** THE EXERCISE **
Set all the material down again unchanged, without the pictures.

[Recorded data]
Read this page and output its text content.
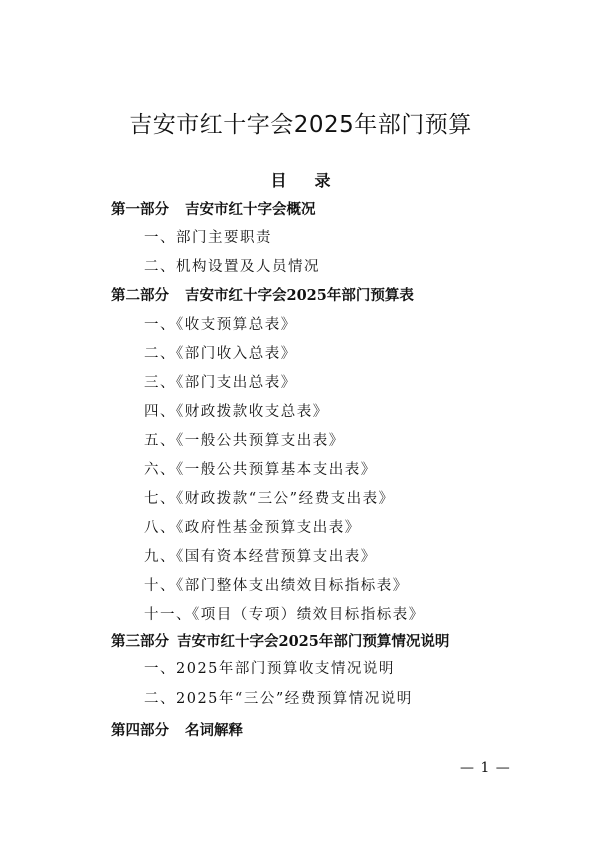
吉安市红十字会2025年部门预算
目录
第一部分 吉安市红十字会概况
一、部门主要职责
二、机构设置及人员情况
第二部分 吉安市红十字会2025年部门预算表
一、《收支预算总表》
二、《部门收入总表》
三、《部门支出总表》
四、《财政拨款收支总表》
五、《一般公共预算支出表》
六、《一般公共预算基本支出表》
七、《财政拨款“三公”经费支出表》
八、《政府性基金预算支出表》
九、《国有资本经营预算支出表》
十、《部门整体支出绩效目标指标表》
十一、《项目（专项）绩效目标指标表》
第三部分 吉安市红十字会2025年部门预算情况说明
一、2025年部门预算收支情况说明
二、2025年“三公”经费预算情况说明
第四部分 名词解释
— 1 —
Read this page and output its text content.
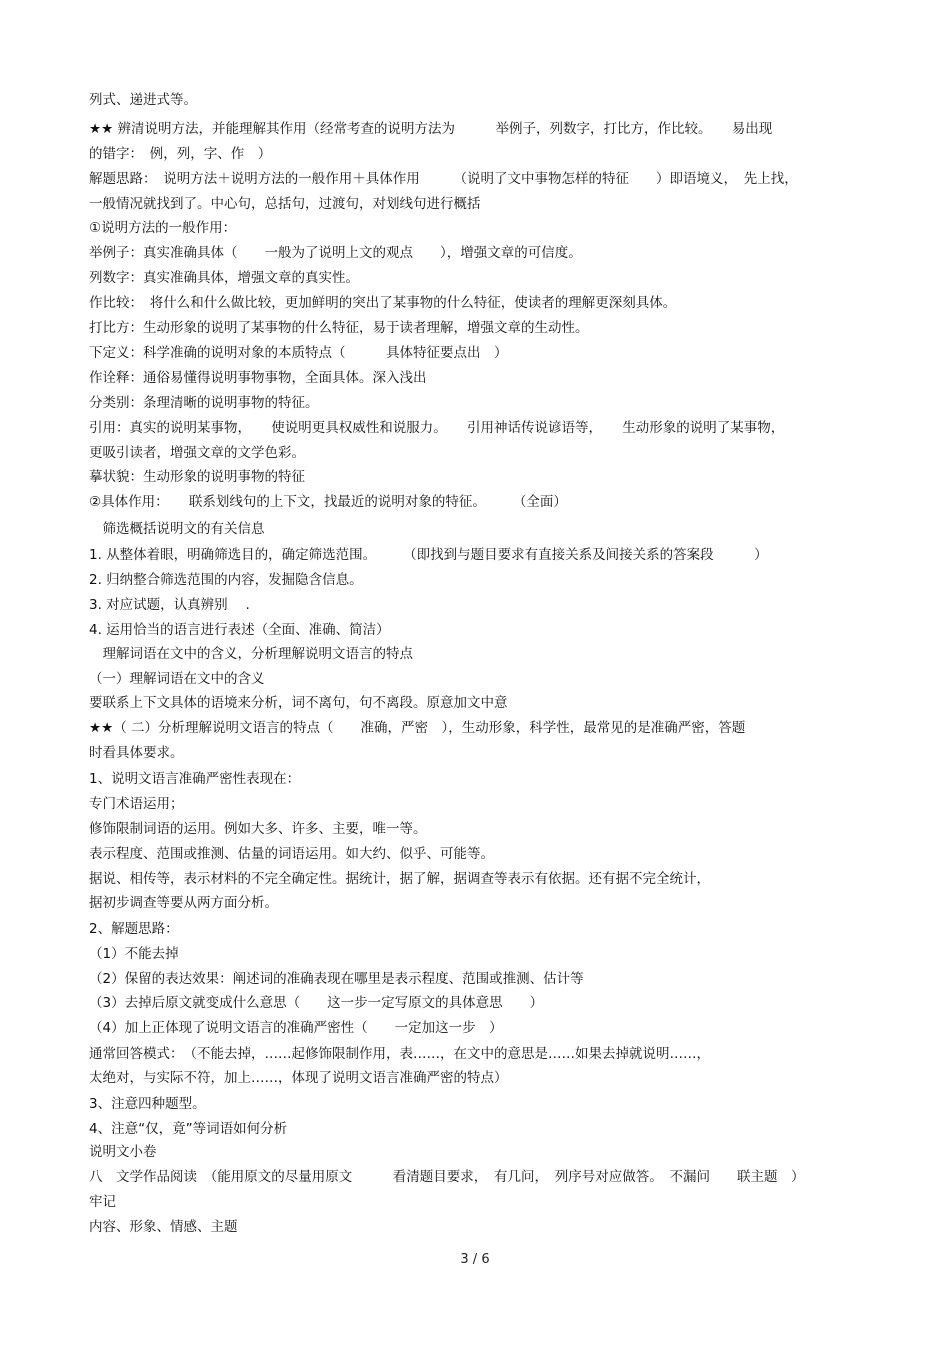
列式、递进式等。

★★ 辨清说明方法，并能理解其作用（经常考查的说明方法为　　　举例子，列数字，打比方，作比较。　　易出现

的错字：　例，列，字、作　）

解题思路：　说明方法＋说明方法的一般作用＋具体作用　　　（说明了文中事物怎样的特征　　）即语境义，　先上找，

一般情况就找到了。中心句，总括句，过渡句，对划线句进行概括

①说明方法的一般作用：

举例子：真实准确具体（　　一般为了说明上文的观点　　），增强文章的可信度。

列数字：真实准确具体，增强文章的真实性。

作比较：　将什么和什么做比较，更加鲜明的突出了某事物的什么特征，使读者的理解更深刻具体。

打比方：生动形象的说明了某事物的什么特征，易于读者理解，增强文章的生动性。

下定义：科学准确的说明对象的本质特点（　　　具体特征要点出　）

作诠释：通俗易懂得说明事物事物，全面具体。深入浅出

分类别：条理清晰的说明事物的特征。

引用：真实的说明某事物，　　使说明更具权威性和说服力。　　引用神话传说谚语等，　　生动形象的说明了某事物，

更吸引读者，增强文章的文学色彩。

摹状貌：生动形象的说明事物的特征

②具体作用：　　联系划线句的上下文，找最近的说明对象的特征。　　　（全面）

　筛选概括说明文的有关信息

1. 从整体着眼，明确筛选目的，确定筛选范围。　　　（即找到与题目要求有直接关系及间接关系的答案段　　　）

2. 归纳整合筛选范围的内容，发掘隐含信息。

3. 对应试题，认真辨别　 .

4. 运用恰当的语言进行表述（全面、准确、简洁）

　理解词语在文中的含义，分析理解说明文语言的特点

（一）理解词语在文中的含义

要联系上下文具体的语境来分析，词不离句，句不离段。原意加文中意

★★（ 二）分析理解说明文语言的特点（　　准确，严密　），生动形象，科学性，最常见的是准确严密，答题

时看具体要求。

1、说明文语言准确严密性表现在：

专门术语运用；

修饰限制词语的运用。例如大多、许多、主要，唯一等。

表示程度、范围或推测、估量的词语运用。如大约、似乎、可能等。

据说、相传等，表示材料的不完全确定性。据统计，据了解，据调查等表示有依据。还有据不完全统计，

据初步调查等要从两方面分析。

2、解题思路：

（1）不能去掉

（2）保留的表达效果：阐述词的准确表现在哪里是表示程度、范围或推测、估计等

（3）去掉后原文就变成什么意思（　　这一步一定写原文的具体意思　　）

（4）加上正体现了说明文语言的准确严密性（　　一定加这一步　）

通常回答模式：　（不能去掉，……起修饰限制作用，表……，在文中的意思是……如果去掉就说明……，

太绝对，与实际不符，加上……，体现了说明文语言准确严密的特点）

3、注意四种题型。

4、注意“仅，竟”等词语如何分析

说明文小卷

八　文学作品阅读　（能用原文的尽量用原文　　　看清题目要求，　有几问，　列序号对应做答。　不漏问　　联主题　）

牢记

内容、形象、情感、主题

3 / 6
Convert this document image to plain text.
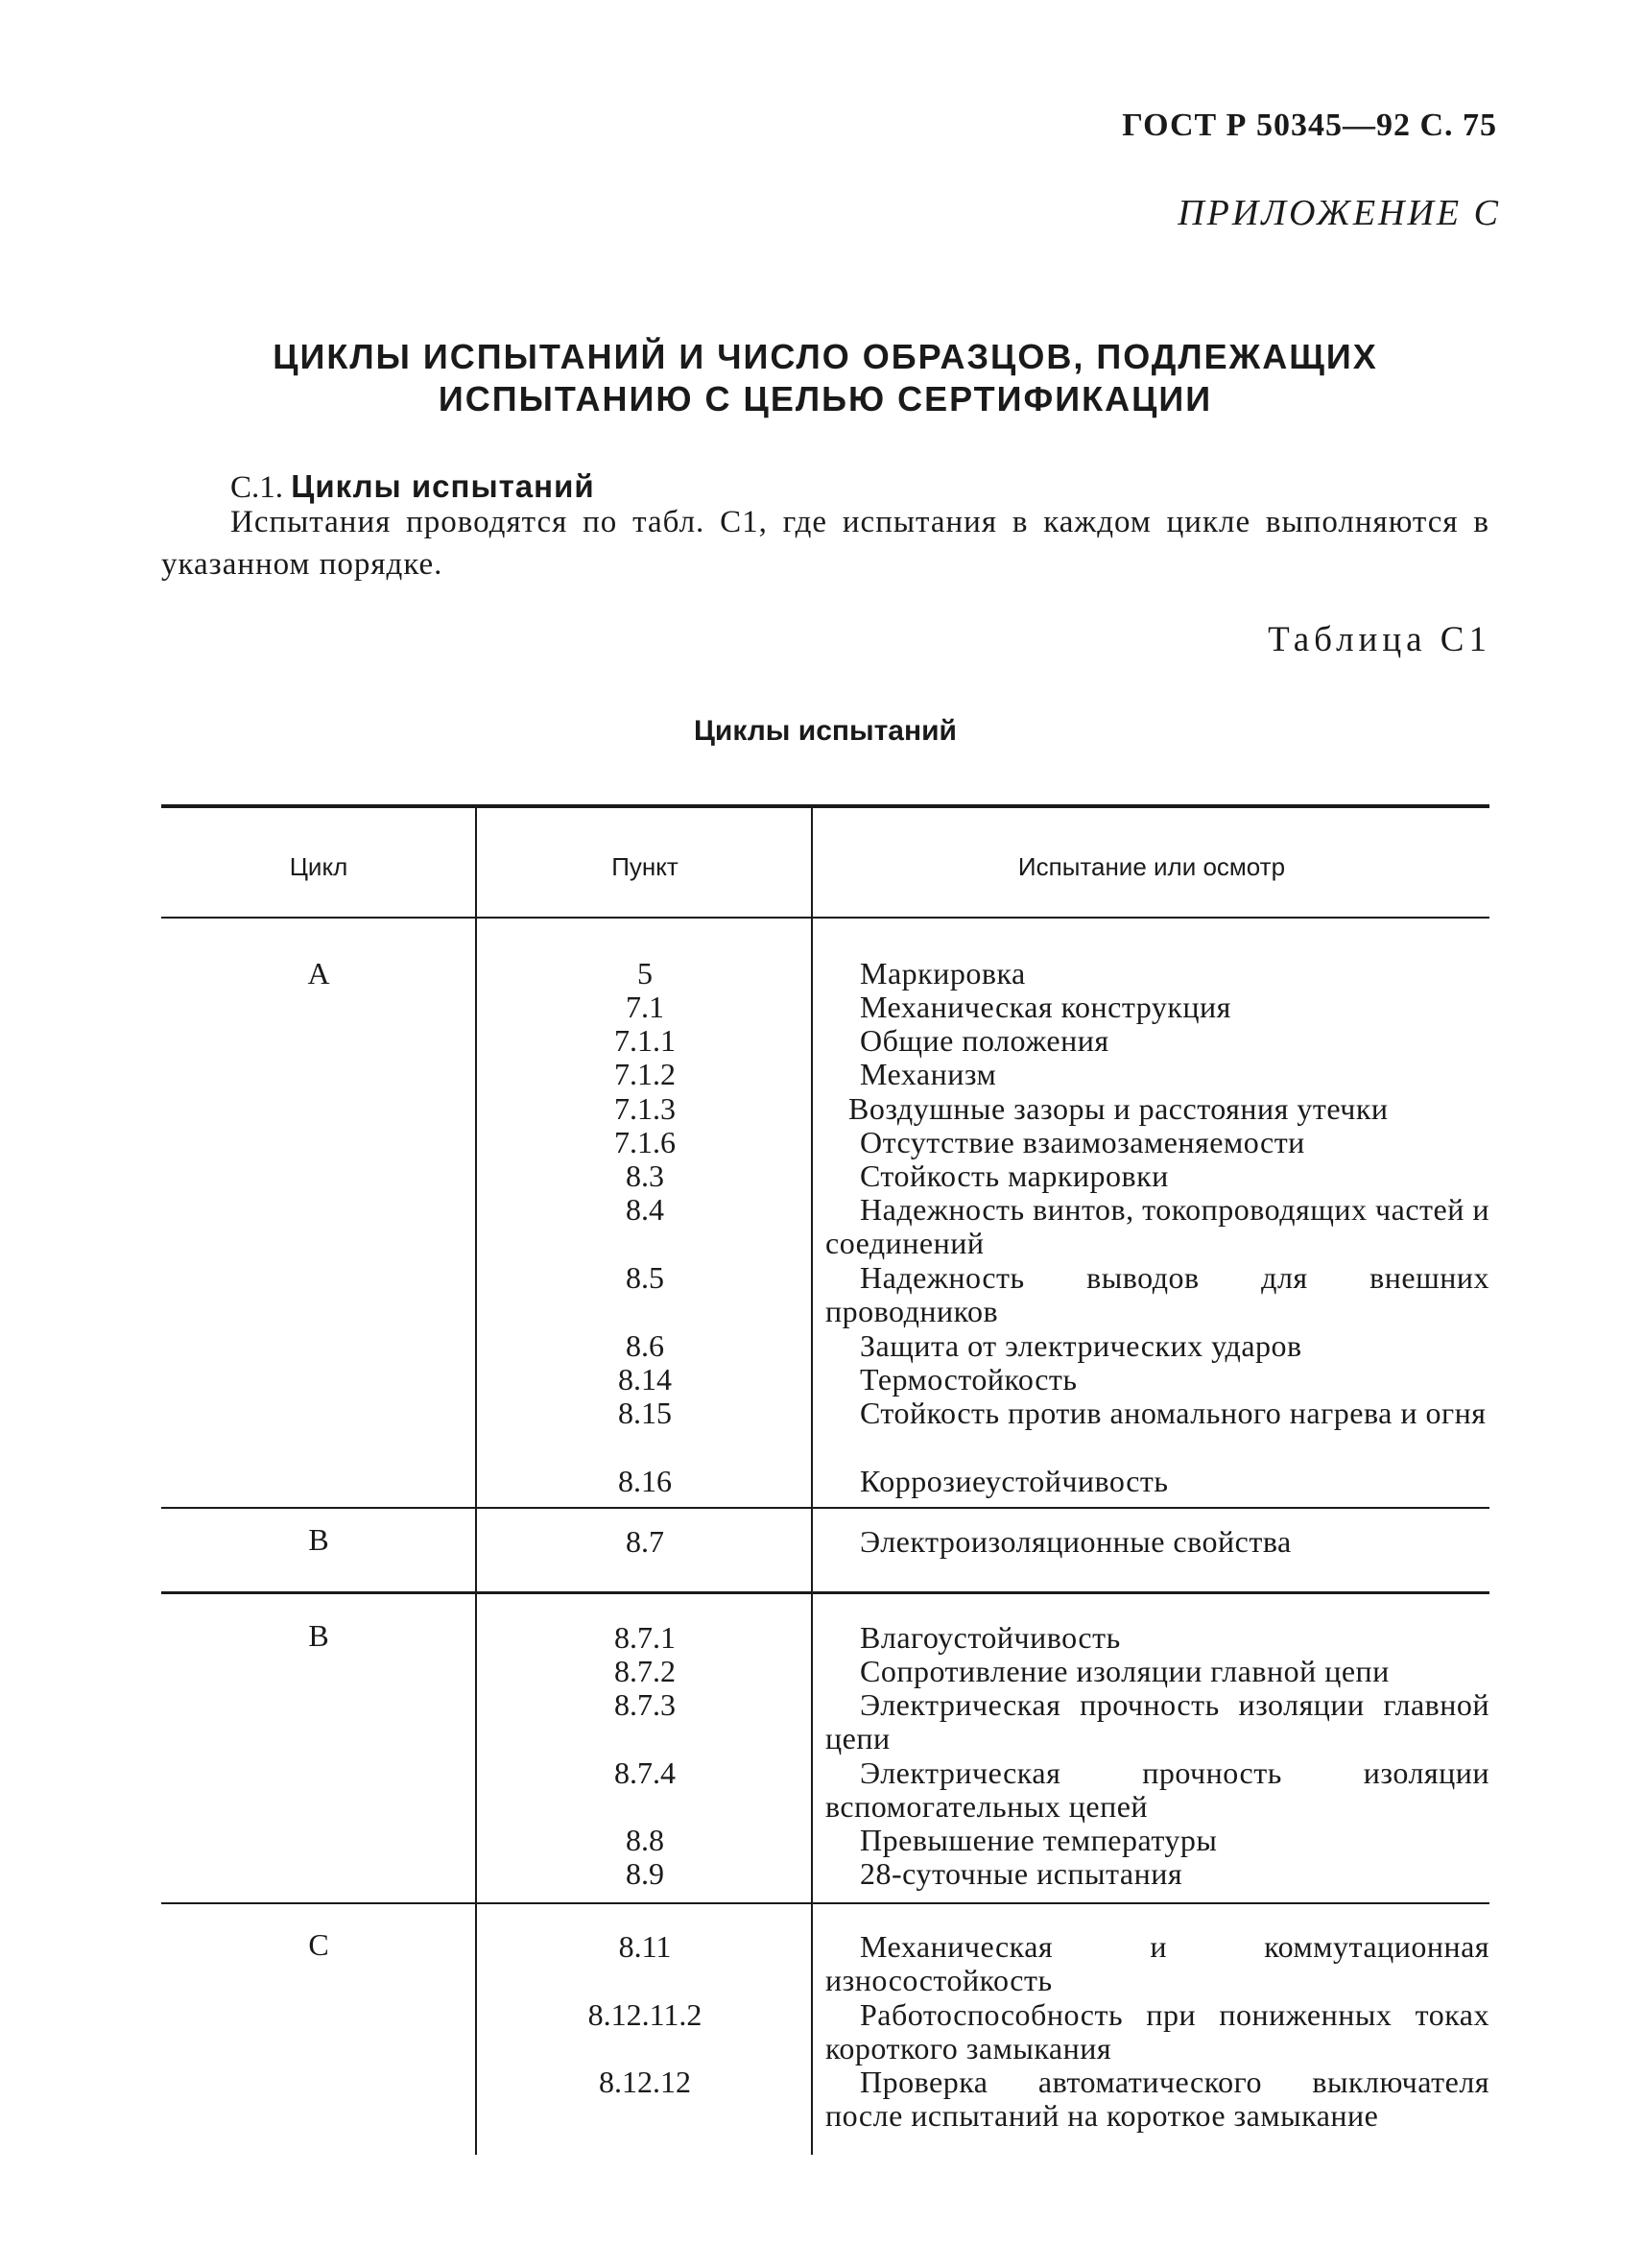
ГОСТ Р 50345—92 С. 75
ПРИЛОЖЕНИЕ С
ЦИКЛЫ ИСПЫТАНИЙ И ЧИСЛО ОБРАЗЦОВ, ПОДЛЕЖАЩИХ
ИСПЫТАНИЮ С ЦЕЛЬЮ СЕРТИФИКАЦИИ
С.1. Циклы испытаний
Испытания проводятся по табл. С1, где испытания в каждом цикле выполняются в указанном порядке.
Таблица С1
Циклы испытаний
Цикл	Пункт	Испытание или осмотр
А	5	Маркировка
7.1	Механическая конструкция
7.1.1	Общие положения
7.1.2	Механизм
7.1.3	Воздушные зазоры и расстояния утечки
7.1.6	Отсутствие взаимозаменяемости
8.3	Стойкость маркировки
8.4	Надежность винтов, токопроводящих частей и соединений
8.5	Надежность выводов для внешних проводников
8.6	Защита от электрических ударов
8.14	Термостойкость
8.15	Стойкость против аномального нагрева и огня
8.16	Коррозиеустойчивость
В	8.7	Электроизоляционные свойства
В	8.7.1	Влагоустойчивость
8.7.2	Сопротивление изоляции главной цепи
8.7.3	Электрическая прочность изоляции главной цепи
8.7.4	Электрическая прочность изоляции вспомогательных цепей
8.8	Превышение температуры
8.9	28-суточные испытания
С	8.11	Механическая и коммутационная износостойкость
8.12.11.2	Работоспособность при пониженных токах короткого замыкания
8.12.12	Проверка автоматического выключателя после испытаний на короткое замыкание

** THE OUTPUT **
Read this page and output its text content.
吉安市红十字会2025年部门预算
目录
第一部分 吉安市红十字会概况
一、部门主要职责
二、机构设置及人员情况
第二部分 吉安市红十字会2025年部门预算表
一、《收支预算总表》
二、《部门收入总表》
三、《部门支出总表》
四、《财政拨款收支总表》
五、《一般公共预算支出表》
六、《一般公共预算基本支出表》
七、《财政拨款“三公”经费支出表》
八、《政府性基金预算支出表》
九、《国有资本经营预算支出表》
十、《部门整体支出绩效目标指标表》
十一、《项目（专项）绩效目标指标表》
第三部分 吉安市红十字会2025年部门预算情况说明
一、2025年部门预算收支情况说明
二、2025年“三公”经费预算情况说明
第四部分 名词解释
— 1 —
Read this page and output its text content.
列式、递进式等。

★★ 辨清说明方法，并能理解其作用（经常考查的说明方法为　　　举例子，列数字，打比方，作比较。　　易出现

的错字：　例，列，字、作　）

解题思路：　说明方法＋说明方法的一般作用＋具体作用　　　（说明了文中事物怎样的特征　　）即语境义，　先上找，

一般情况就找到了。中心句，总括句，过渡句，对划线句进行概括

①说明方法的一般作用：

举例子：真实准确具体（　　一般为了说明上文的观点　　），增强文章的可信度。

列数字：真实准确具体，增强文章的真实性。

作比较：　将什么和什么做比较，更加鲜明的突出了某事物的什么特征，使读者的理解更深刻具体。

打比方：生动形象的说明了某事物的什么特征，易于读者理解，增强文章的生动性。

下定义：科学准确的说明对象的本质特点（　　　具体特征要点出　）

作诠释：通俗易懂得说明事物事物，全面具体。深入浅出

分类别：条理清晰的说明事物的特征。

引用：真实的说明某事物，　　使说明更具权威性和说服力。　　引用神话传说谚语等，　　生动形象的说明了某事物，

更吸引读者，增强文章的文学色彩。

摹状貌：生动形象的说明事物的特征

②具体作用：　　联系划线句的上下文，找最近的说明对象的特征。　　　（全面）

　筛选概括说明文的有关信息

1. 从整体着眼，明确筛选目的，确定筛选范围。　　　（即找到与题目要求有直接关系及间接关系的答案段　　　）

2. 归纳整合筛选范围的内容，发掘隐含信息。

3. 对应试题，认真辨别　 .

4. 运用恰当的语言进行表述（全面、准确、简洁）

　理解词语在文中的含义，分析理解说明文语言的特点

（一）理解词语在文中的含义

要联系上下文具体的语境来分析，词不离句，句不离段。原意加文中意

★★（ 二）分析理解说明文语言的特点（　　准确，严密　），生动形象，科学性，最常见的是准确严密，答题

时看具体要求。

1、说明文语言准确严密性表现在：

专门术语运用；

修饰限制词语的运用。例如大多、许多、主要，唯一等。

表示程度、范围或推测、估量的词语运用。如大约、似乎、可能等。

据说、相传等，表示材料的不完全确定性。据统计，据了解，据调查等表示有依据。还有据不完全统计，

据初步调查等要从两方面分析。

2、解题思路：

（1）不能去掉

（2）保留的表达效果：阐述词的准确表现在哪里是表示程度、范围或推测、估计等

（3）去掉后原文就变成什么意思（　　这一步一定写原文的具体意思　　）

（4）加上正体现了说明文语言的准确严密性（　　一定加这一步　）

通常回答模式：　（不能去掉，……起修饰限制作用，表……，在文中的意思是……如果去掉就说明……，

太绝对，与实际不符，加上……，体现了说明文语言准确严密的特点）

3、注意四种题型。

4、注意“仅，竟”等词语如何分析

说明文小卷

八　文学作品阅读　（能用原文的尽量用原文　　　看清题目要求，　有几问，　列序号对应做答。　不漏问　　联主题　）

牢记

内容、形象、情感、主题

3 / 6
Convert this document image to plain text.
ГОСТ Р 50345—92 С. 75
ПРИЛОЖЕНИЕ С
ЦИКЛЫ ИСПЫТАНИЙ И ЧИСЛО ОБРАЗЦОВ, ПОДЛЕЖАЩИХ
ИСПЫТАНИЮ С ЦЕЛЬЮ СЕРТИФИКАЦИИ
С.1. Циклы испытаний
Испытания проводятся по табл. С1, где испытания в каждом цикле выполняются в указанном порядке.
Таблица С1
Циклы испытаний
Цикл	Пункт	Испытание или осмотр
А	5	Маркировка
7.1	Механическая конструкция
7.1.1	Общие положения
7.1.2	Механизм
7.1.3	Воздушные зазоры и расстояния утечки
7.1.6	Отсутствие взаимозаменяемости
8.3	Стойкость маркировки
8.4	Надежность винтов, токопроводящих частей и соединений
8.5	Надежность выводов для внешних проводников
8.6	Защита от электрических ударов
8.14	Термостойкость
8.15	Стойкость против аномального нагрева и огня
8.16	Коррозиеустойчивость
В	8.7	Электроизоляционные свойства
В	8.7.1	Влагоустойчивость
8.7.2	Сопротивление изоляции главной цепи
8.7.3	Электрическая прочность изоляции главной цепи
8.7.4	Электрическая прочность изоляции вспомогательных цепей
8.8	Превышение температуры
8.9	28-суточные испытания
С	8.11	Механическая и коммутационная износостойкость
8.12.11.2	Работоспособность при пониженных токах короткого замыкания
8.12.12	Проверка автоматического выключателя после испытаний на короткое замыкание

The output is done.